§ WHAT TO DO
Retype the whole listing verbatim and keep the pictures out of it.

***** DATASET EXCERPTS *****

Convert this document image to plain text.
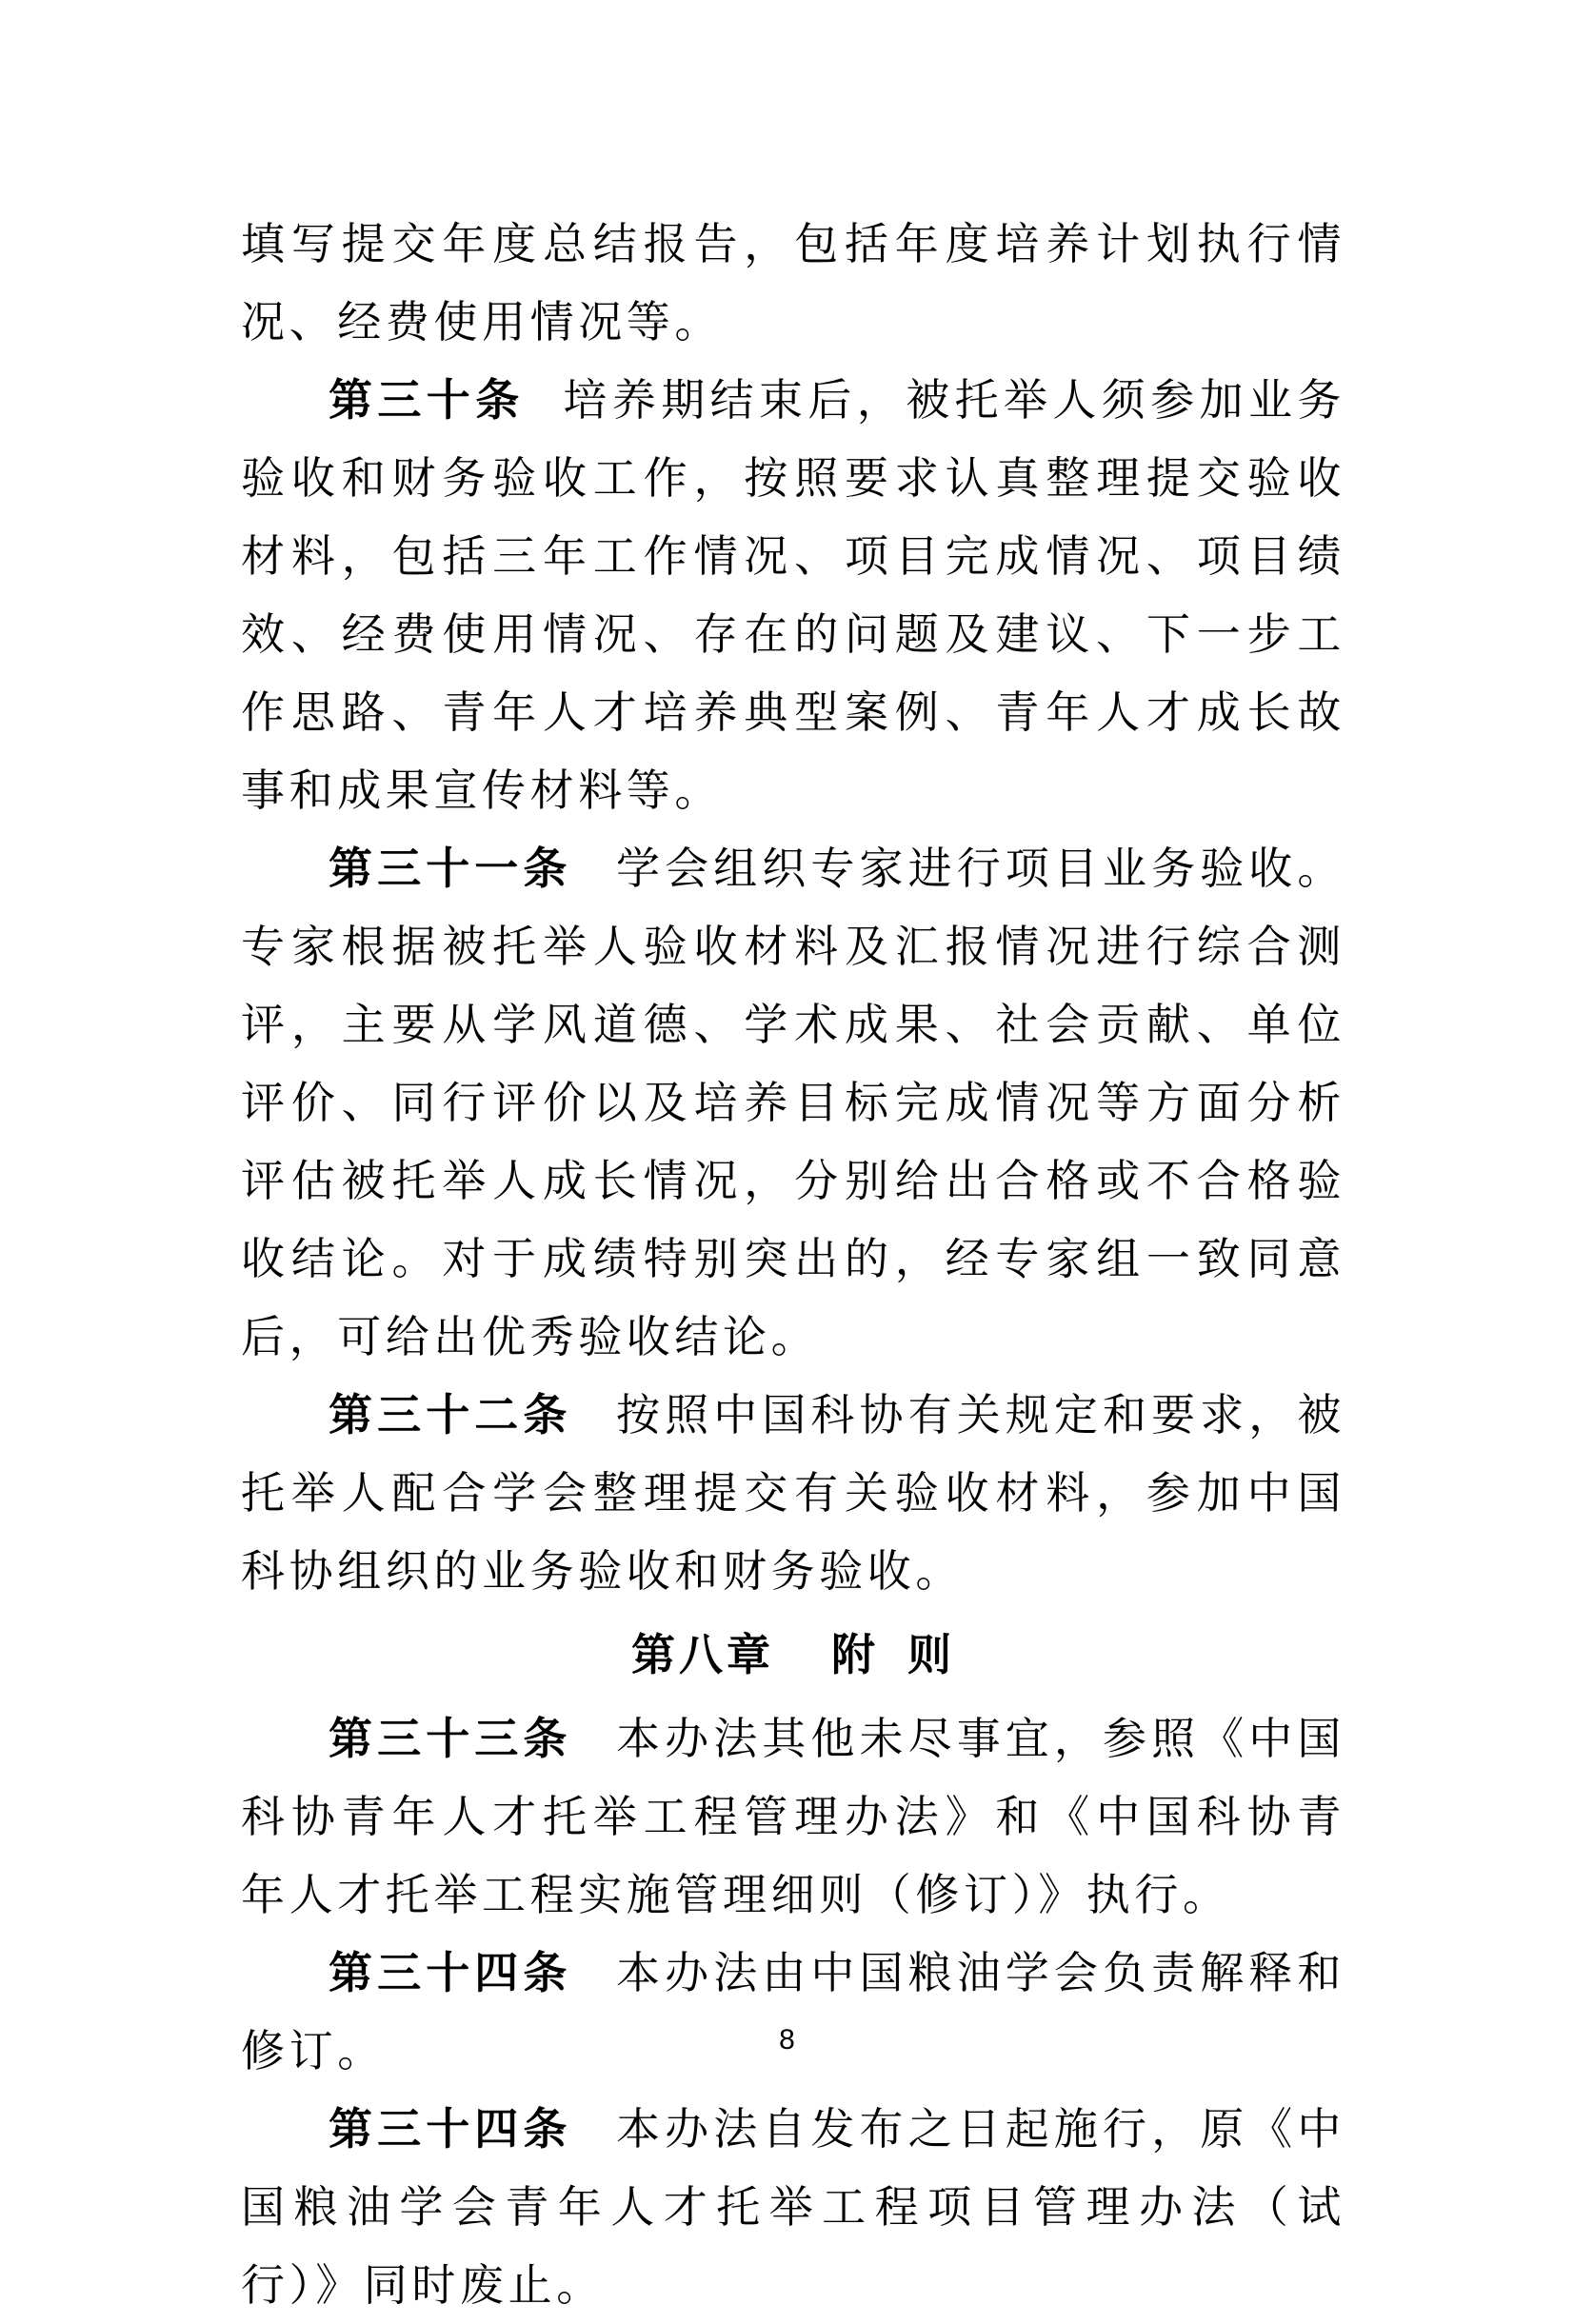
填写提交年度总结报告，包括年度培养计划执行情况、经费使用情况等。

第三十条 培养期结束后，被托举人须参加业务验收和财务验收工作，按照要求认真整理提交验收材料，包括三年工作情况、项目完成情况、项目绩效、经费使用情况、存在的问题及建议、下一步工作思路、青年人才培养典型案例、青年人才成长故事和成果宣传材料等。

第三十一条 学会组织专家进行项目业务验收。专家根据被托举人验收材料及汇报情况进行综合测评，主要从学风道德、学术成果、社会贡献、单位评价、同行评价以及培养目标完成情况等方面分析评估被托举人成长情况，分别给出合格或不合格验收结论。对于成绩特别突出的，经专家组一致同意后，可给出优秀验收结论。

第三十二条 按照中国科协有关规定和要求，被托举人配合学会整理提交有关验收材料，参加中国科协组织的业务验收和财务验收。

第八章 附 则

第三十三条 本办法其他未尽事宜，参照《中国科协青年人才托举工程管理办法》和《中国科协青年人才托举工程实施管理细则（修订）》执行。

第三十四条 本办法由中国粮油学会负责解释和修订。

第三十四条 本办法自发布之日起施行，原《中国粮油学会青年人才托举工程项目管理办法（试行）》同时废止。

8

*****

§ EXERCISE SOLUTION
Convert this document image to plain text.
填写提交年度总结报告，包括年度培养计划执行情况、经费使用情况等。

第三十条 培养期结束后，被托举人须参加业务验收和财务验收工作，按照要求认真整理提交验收材料，包括三年工作情况、项目完成情况、项目绩效、经费使用情况、存在的问题及建议、下一步工作思路、青年人才培养典型案例、青年人才成长故事和成果宣传材料等。

第三十一条 学会组织专家进行项目业务验收。专家根据被托举人验收材料及汇报情况进行综合测评，主要从学风道德、学术成果、社会贡献、单位评价、同行评价以及培养目标完成情况等方面分析评估被托举人成长情况，分别给出合格或不合格验收结论。对于成绩特别突出的，经专家组一致同意后，可给出优秀验收结论。

第三十二条 按照中国科协有关规定和要求，被托举人配合学会整理提交有关验收材料，参加中国科协组织的业务验收和财务验收。

第八章 附 则

第三十三条 本办法其他未尽事宜，参照《中国科协青年人才托举工程管理办法》和《中国科协青年人才托举工程实施管理细则（修订）》执行。

第三十四条 本办法由中国粮油学会负责解释和修订。

第三十四条 本办法自发布之日起施行，原《中国粮油学会青年人才托举工程项目管理办法（试行）》同时废止。

8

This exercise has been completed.